***** INFORMATION SHOWN *****
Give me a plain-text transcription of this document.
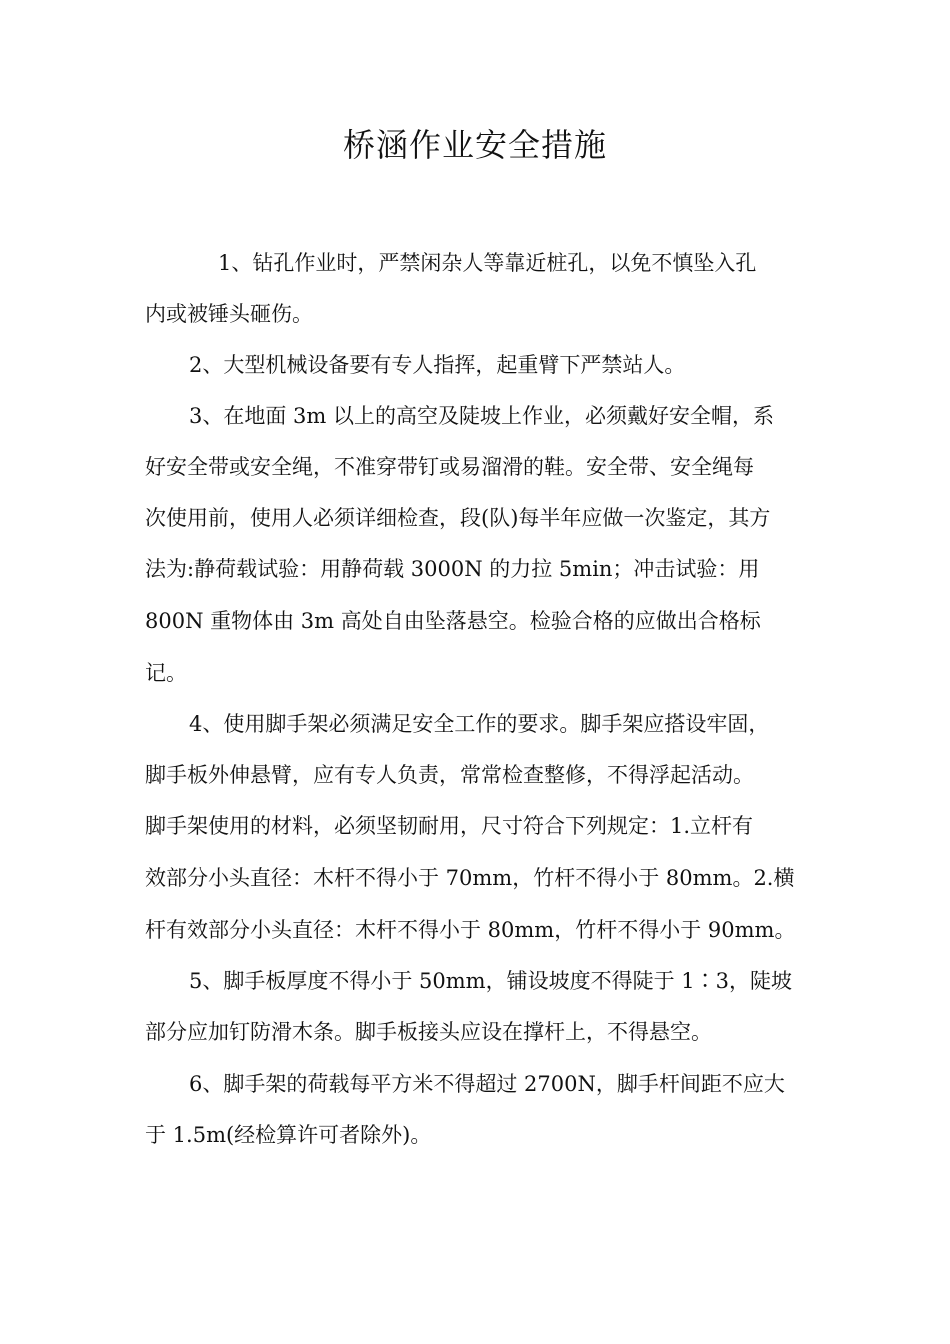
桥涵作业安全措施
1、钻孔作业时，严禁闲杂人等靠近桩孔，以免不慎坠入孔
内或被锤头砸伤。
2、大型机械设备要有专人指挥，起重臂下严禁站人。
3、在地面 3m 以上的高空及陡坡上作业，必须戴好安全帽，系
好安全带或安全绳，不准穿带钉或易溜滑的鞋。安全带、安全绳每
次使用前，使用人必须详细检查，段(队)每半年应做一次鉴定，其方
法为:静荷载试验：用静荷载 3000N 的力拉 5min；冲击试验：用
800N 重物体由 3m 高处自由坠落悬空。检验合格的应做出合格标
记。
4、使用脚手架必须满足安全工作的要求。脚手架应搭设牢固，
脚手板外伸悬臂，应有专人负责，常常检查整修，不得浮起活动。
脚手架使用的材料，必须坚韧耐用，尺寸符合下列规定：1.立杆有
效部分小头直径：木杆不得小于 70mm，竹杆不得小于 80mm。2.横
杆有效部分小头直径：木杆不得小于 80mm，竹杆不得小于 90mm。
5、脚手板厚度不得小于 50mm，铺设坡度不得陡于 1∶3，陡坡
部分应加钉防滑木条。脚手板接头应设在撑杆上，不得悬空。
6、脚手架的荷载每平方米不得超过 2700N，脚手杆间距不应大
于 1.5m(经检算许可者除外)。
*****
WHAT YOU SHOULD DO: Make an exact copy of the whole listing, but don't bring over any pictures.

FULL SOLUTION:
Give me a plain-text transcription of this document.
桥涵作业安全措施
1、钻孔作业时，严禁闲杂人等靠近桩孔，以免不慎坠入孔
内或被锤头砸伤。
2、大型机械设备要有专人指挥，起重臂下严禁站人。
3、在地面 3m 以上的高空及陡坡上作业，必须戴好安全帽，系
好安全带或安全绳，不准穿带钉或易溜滑的鞋。安全带、安全绳每
次使用前，使用人必须详细检查，段(队)每半年应做一次鉴定，其方
法为:静荷载试验：用静荷载 3000N 的力拉 5min；冲击试验：用
800N 重物体由 3m 高处自由坠落悬空。检验合格的应做出合格标
记。
4、使用脚手架必须满足安全工作的要求。脚手架应搭设牢固，
脚手板外伸悬臂，应有专人负责，常常检查整修，不得浮起活动。
脚手架使用的材料，必须坚韧耐用，尺寸符合下列规定：1.立杆有
效部分小头直径：木杆不得小于 70mm，竹杆不得小于 80mm。2.横
杆有效部分小头直径：木杆不得小于 80mm，竹杆不得小于 90mm。
5、脚手板厚度不得小于 50mm，铺设坡度不得陡于 1∶3，陡坡
部分应加钉防滑木条。脚手板接头应设在撑杆上，不得悬空。
6、脚手架的荷载每平方米不得超过 2700N，脚手杆间距不应大
于 1.5m(经检算许可者除外)。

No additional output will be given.